┌──

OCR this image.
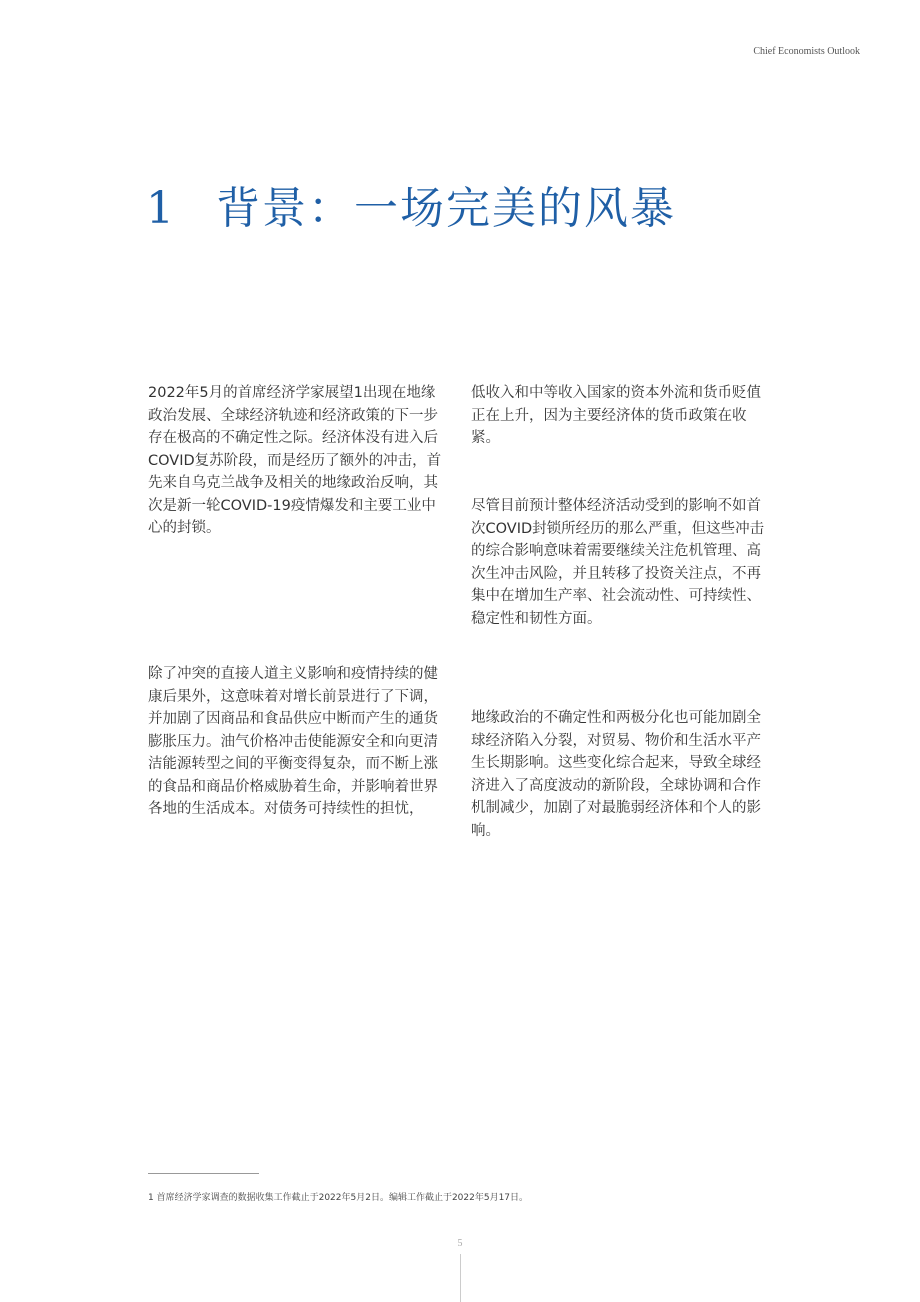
Chief Economists Outlook
1 背景：一场完美的风暴

2022年5月的首席经济学家展望1出现在地缘政治发展、全球经济轨迹和经济政策的下一步存在极高的不确定性之际。经济体没有进入后COVID复苏阶段，而是经历了额外的冲击，首先来自乌克兰战争及相关的地缘政治反响，其次是新一轮COVID-19疫情爆发和主要工业中心的封锁。

低收入和中等收入国家的资本外流和货币贬值正在上升，因为主要经济体的货币政策在收紧。

尽管目前预计整体经济活动受到的影响不如首次COVID封锁所经历的那么严重，但这些冲击的综合影响意味着需要继续关注危机管理、高次生冲击风险，并且转移了投资关注点，不再集中在增加生产率、社会流动性、可持续性、稳定性和韧性方面。

除了冲突的直接人道主义影响和疫情持续的健康后果外，这意味着对增长前景进行了下调，并加剧了因商品和食品供应中断而产生的通货膨胀压力。油气价格冲击使能源安全和向更清洁能源转型之间的平衡变得复杂，而不断上涨的食品和商品价格威胁着生命，并影响着世界各地的生活成本。对债务可持续性的担忧，

地缘政治的不确定性和两极分化也可能加剧全球经济陷入分裂，对贸易、物价和生活水平产生长期影响。这些变化综合起来，导致全球经济进入了高度波动的新阶段，全球协调和合作机制减少，加剧了对最脆弱经济体和个人的影响。

1 首席经济学家调查的数据收集工作截止于2022年5月2日。编辑工作截止于2022年5月17日。
5
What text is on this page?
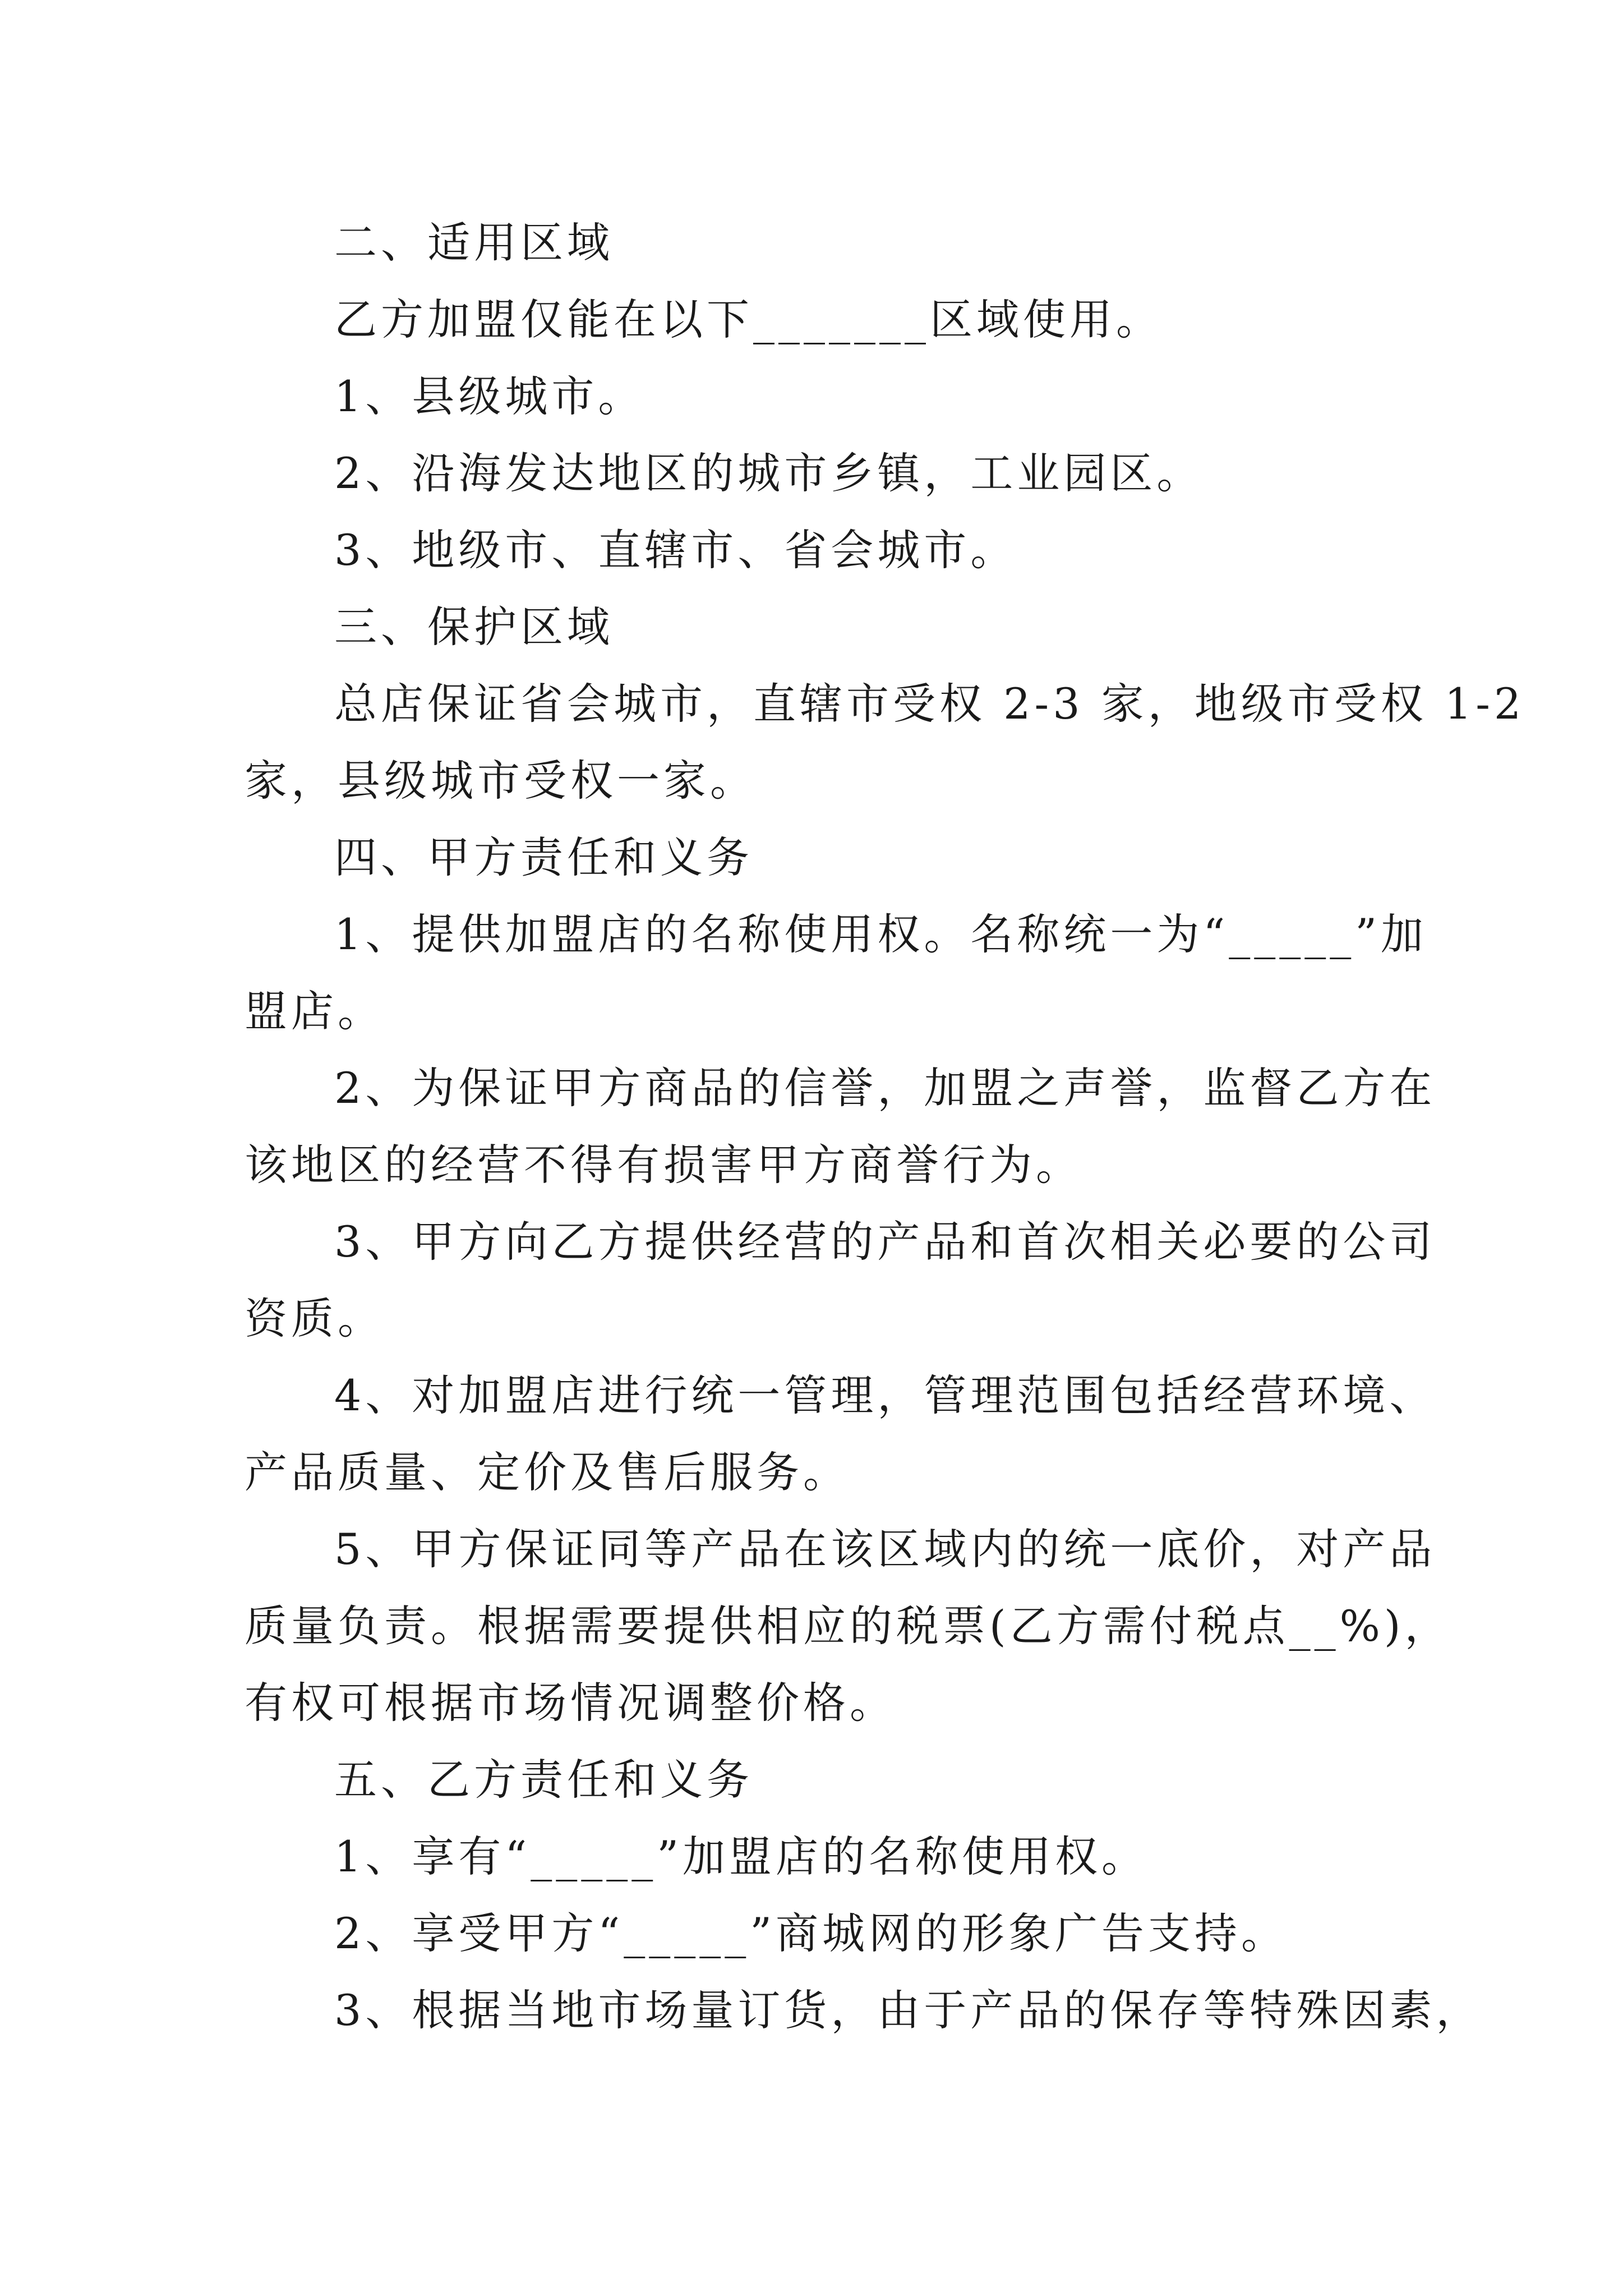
二、适用区域

乙方加盟仅能在以下_______区域使用。

1、县级城市。

2、沿海发达地区的城市乡镇，工业园区。

3、地级市、直辖市、省会城市。

三、保护区域

总店保证省会城市，直辖市受权 2-3 家，地级市受权 1-2

家，县级城市受权一家。

四、甲方责任和义务

1、提供加盟店的名称使用权。名称统一为“_____”加

盟店。

2、为保证甲方商品的信誉，加盟之声誉，监督乙方在

该地区的经营不得有损害甲方商誉行为。

3、甲方向乙方提供经营的产品和首次相关必要的公司

资质。

4、对加盟店进行统一管理，管理范围包括经营环境、

产品质量、定价及售后服务。

5、甲方保证同等产品在该区域内的统一底价，对产品

质量负责。根据需要提供相应的税票(乙方需付税点__%)，

有权可根据市场情况调整价格。

五、乙方责任和义务

1、享有“_____”加盟店的名称使用权。

2、享受甲方“_____”商城网的形象广告支持。

3、根据当地市场量订货，由于产品的保存等特殊因素，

└──

#### What you have to do
Copy out all the records exactly, excluding pictures.

#### Solution to this exercise
OCR this image.
Chief Economists Outlook
1 背景：一场完美的风暴

2022年5月的首席经济学家展望1出现在地缘政治发展、全球经济轨迹和经济政策的下一步存在极高的不确定性之际。经济体没有进入后COVID复苏阶段，而是经历了额外的冲击，首先来自乌克兰战争及相关的地缘政治反响，其次是新一轮COVID-19疫情爆发和主要工业中心的封锁。

低收入和中等收入国家的资本外流和货币贬值正在上升，因为主要经济体的货币政策在收紧。

尽管目前预计整体经济活动受到的影响不如首次COVID封锁所经历的那么严重，但这些冲击的综合影响意味着需要继续关注危机管理、高次生冲击风险，并且转移了投资关注点，不再集中在增加生产率、社会流动性、可持续性、稳定性和韧性方面。

除了冲突的直接人道主义影响和疫情持续的健康后果外，这意味着对增长前景进行了下调，并加剧了因商品和食品供应中断而产生的通货膨胀压力。油气价格冲击使能源安全和向更清洁能源转型之间的平衡变得复杂，而不断上涨的食品和商品价格威胁着生命，并影响着世界各地的生活成本。对债务可持续性的担忧，

地缘政治的不确定性和两极分化也可能加剧全球经济陷入分裂，对贸易、物价和生活水平产生长期影响。这些变化综合起来，导致全球经济进入了高度波动的新阶段，全球协调和合作机制减少，加剧了对最脆弱经济体和个人的影响。

1 首席经济学家调查的数据收集工作截止于2022年5月2日。编辑工作截止于2022年5月17日。
5
What text is on this page?
二、适用区域

乙方加盟仅能在以下_______区域使用。

1、县级城市。

2、沿海发达地区的城市乡镇，工业园区。

3、地级市、直辖市、省会城市。

三、保护区域

总店保证省会城市，直辖市受权 2-3 家，地级市受权 1-2

家，县级城市受权一家。

四、甲方责任和义务

1、提供加盟店的名称使用权。名称统一为“_____”加

盟店。

2、为保证甲方商品的信誉，加盟之声誉，监督乙方在

该地区的经营不得有损害甲方商誉行为。

3、甲方向乙方提供经营的产品和首次相关必要的公司

资质。

4、对加盟店进行统一管理，管理范围包括经营环境、

产品质量、定价及售后服务。

5、甲方保证同等产品在该区域内的统一底价，对产品

质量负责。根据需要提供相应的税票(乙方需付税点__%)，

有权可根据市场情况调整价格。

五、乙方责任和义务

1、享有“_____”加盟店的名称使用权。

2、享受甲方“_____”商城网的形象广告支持。

3、根据当地市场量订货，由于产品的保存等特殊因素，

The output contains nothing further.